Extract the lines that carry the string "each" from the listing.

begin Data

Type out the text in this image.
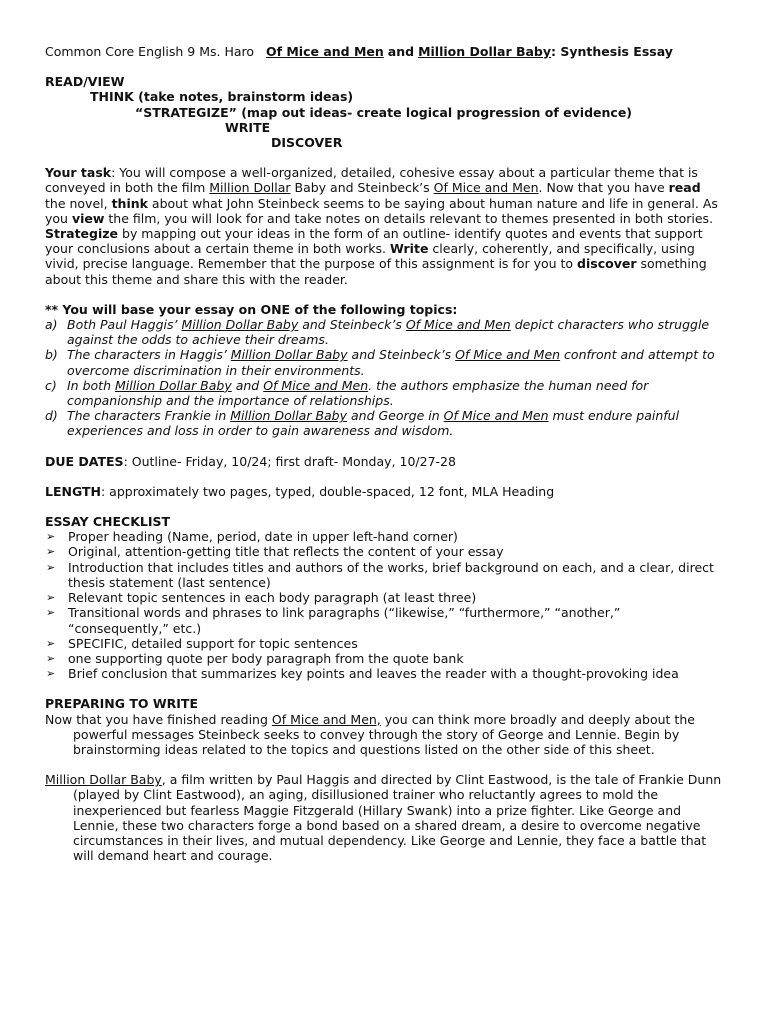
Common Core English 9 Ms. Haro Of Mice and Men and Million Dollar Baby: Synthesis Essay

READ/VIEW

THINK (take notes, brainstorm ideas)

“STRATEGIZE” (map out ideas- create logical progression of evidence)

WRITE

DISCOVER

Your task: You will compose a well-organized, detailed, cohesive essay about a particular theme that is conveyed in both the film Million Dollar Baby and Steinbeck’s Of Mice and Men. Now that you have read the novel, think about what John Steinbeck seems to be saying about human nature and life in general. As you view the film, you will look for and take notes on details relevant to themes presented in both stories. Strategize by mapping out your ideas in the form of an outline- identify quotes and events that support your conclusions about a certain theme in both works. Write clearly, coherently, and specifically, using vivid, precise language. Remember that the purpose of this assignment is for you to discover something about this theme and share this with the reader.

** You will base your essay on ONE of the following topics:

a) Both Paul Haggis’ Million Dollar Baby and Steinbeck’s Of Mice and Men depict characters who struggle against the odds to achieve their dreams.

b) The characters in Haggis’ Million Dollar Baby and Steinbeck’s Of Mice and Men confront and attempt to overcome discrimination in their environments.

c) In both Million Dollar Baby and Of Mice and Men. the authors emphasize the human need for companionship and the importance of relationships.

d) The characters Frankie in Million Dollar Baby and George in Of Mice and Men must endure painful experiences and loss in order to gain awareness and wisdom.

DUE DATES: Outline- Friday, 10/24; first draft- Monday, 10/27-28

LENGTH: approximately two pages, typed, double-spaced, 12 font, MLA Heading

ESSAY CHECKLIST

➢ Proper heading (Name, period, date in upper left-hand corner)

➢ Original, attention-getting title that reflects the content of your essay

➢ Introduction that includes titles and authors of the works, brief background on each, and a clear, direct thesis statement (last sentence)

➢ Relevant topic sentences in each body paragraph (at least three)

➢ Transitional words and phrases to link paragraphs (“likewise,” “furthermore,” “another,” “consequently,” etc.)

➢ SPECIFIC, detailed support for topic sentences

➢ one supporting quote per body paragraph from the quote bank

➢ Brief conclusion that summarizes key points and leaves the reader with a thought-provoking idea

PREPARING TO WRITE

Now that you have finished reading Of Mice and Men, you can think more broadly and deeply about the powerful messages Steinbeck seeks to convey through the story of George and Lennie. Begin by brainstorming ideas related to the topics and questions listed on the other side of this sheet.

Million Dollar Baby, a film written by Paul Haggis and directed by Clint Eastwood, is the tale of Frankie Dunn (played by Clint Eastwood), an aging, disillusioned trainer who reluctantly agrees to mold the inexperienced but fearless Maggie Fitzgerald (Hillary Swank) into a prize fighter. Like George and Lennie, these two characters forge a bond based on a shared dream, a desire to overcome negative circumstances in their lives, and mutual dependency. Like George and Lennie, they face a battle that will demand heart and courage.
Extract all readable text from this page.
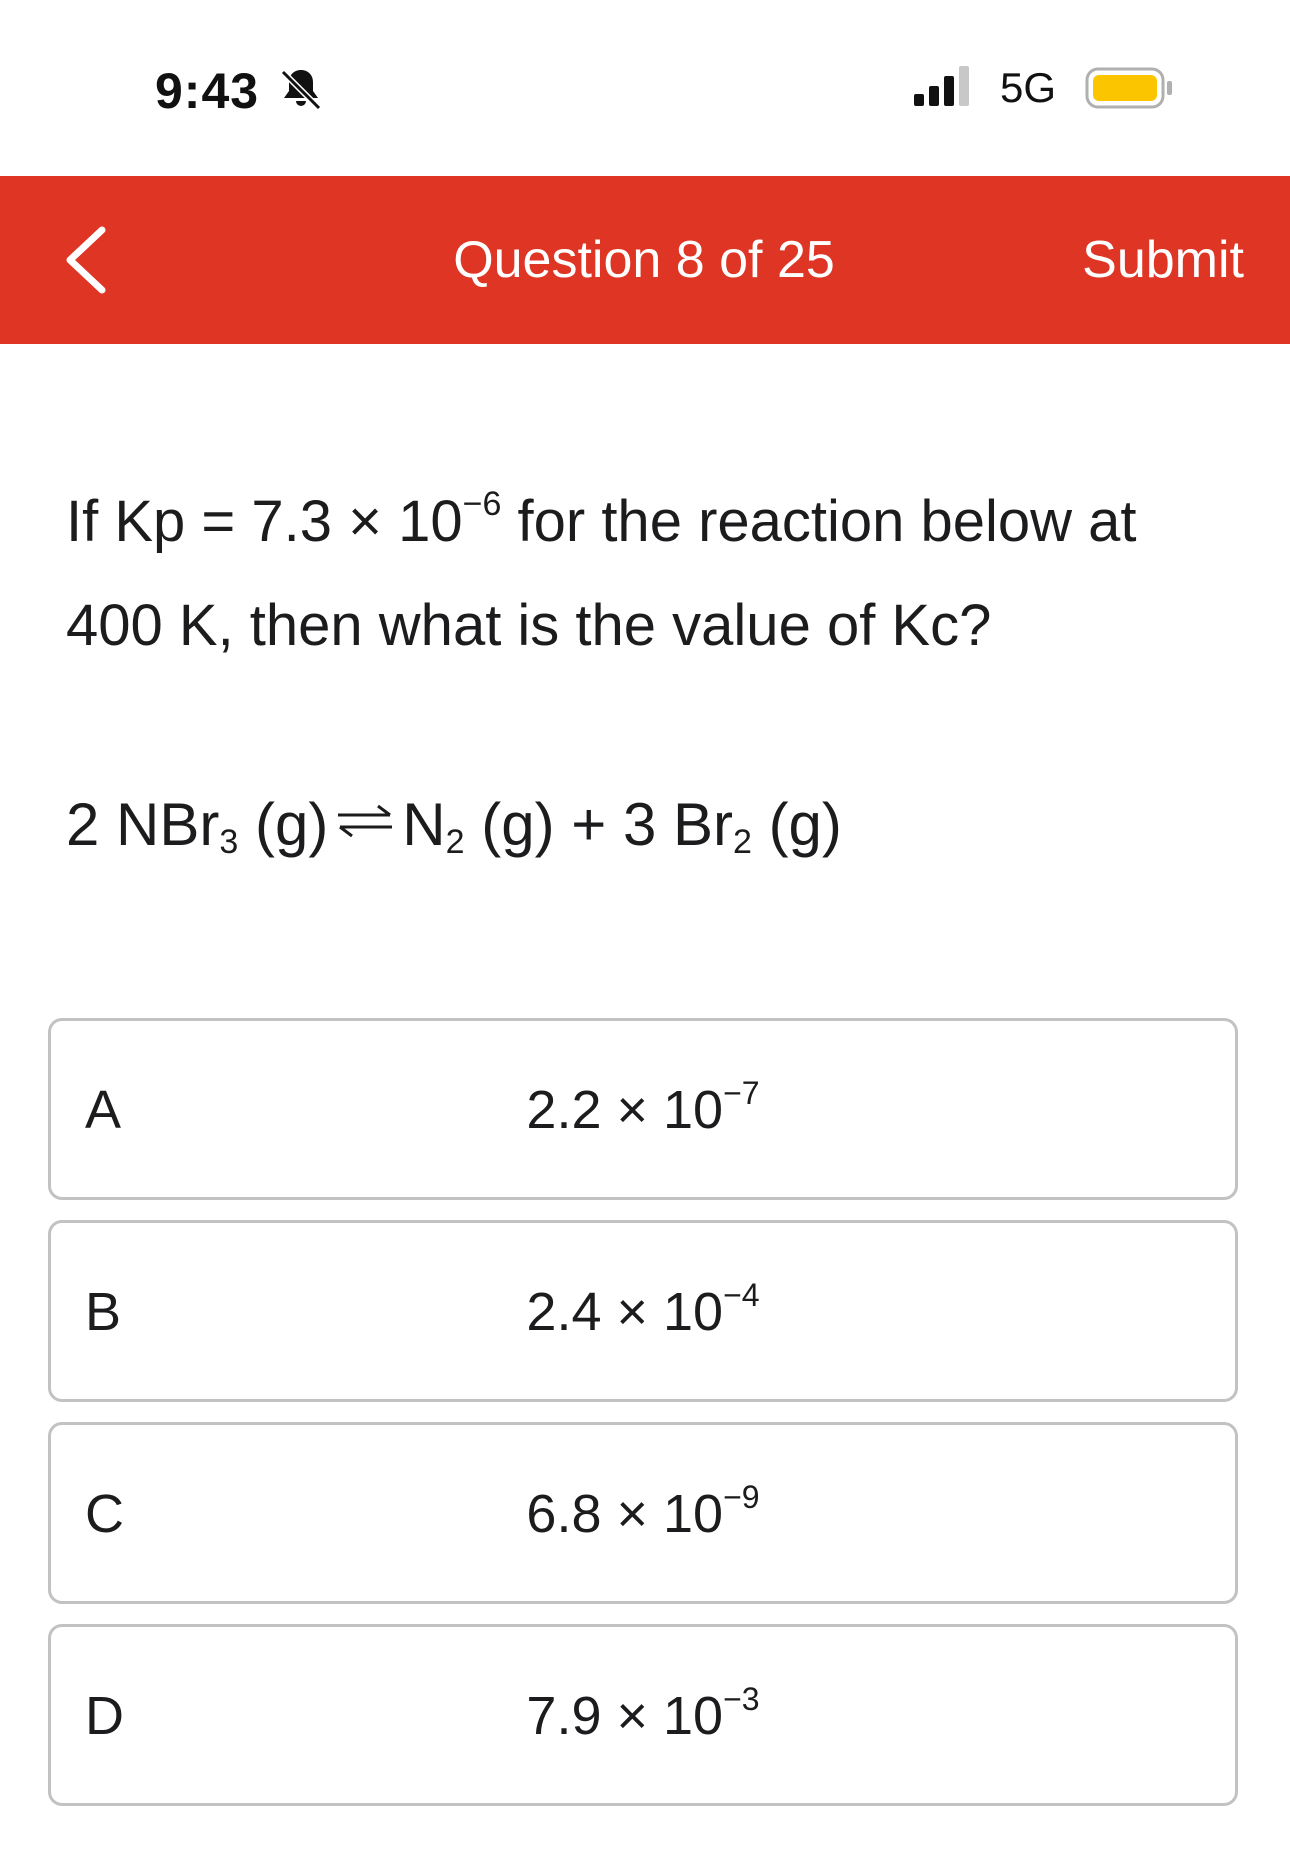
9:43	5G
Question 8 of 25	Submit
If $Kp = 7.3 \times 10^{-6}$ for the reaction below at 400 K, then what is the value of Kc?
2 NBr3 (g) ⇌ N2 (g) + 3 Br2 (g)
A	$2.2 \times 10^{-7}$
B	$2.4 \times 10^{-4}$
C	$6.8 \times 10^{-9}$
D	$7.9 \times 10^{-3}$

end Data

> [Right answer]
➢ Introduction that includes titles and authors of the works, brief background on each, and a clear, direct thesis statement (last sentence)
➢ Relevant topic sentences in each body paragraph (at least three)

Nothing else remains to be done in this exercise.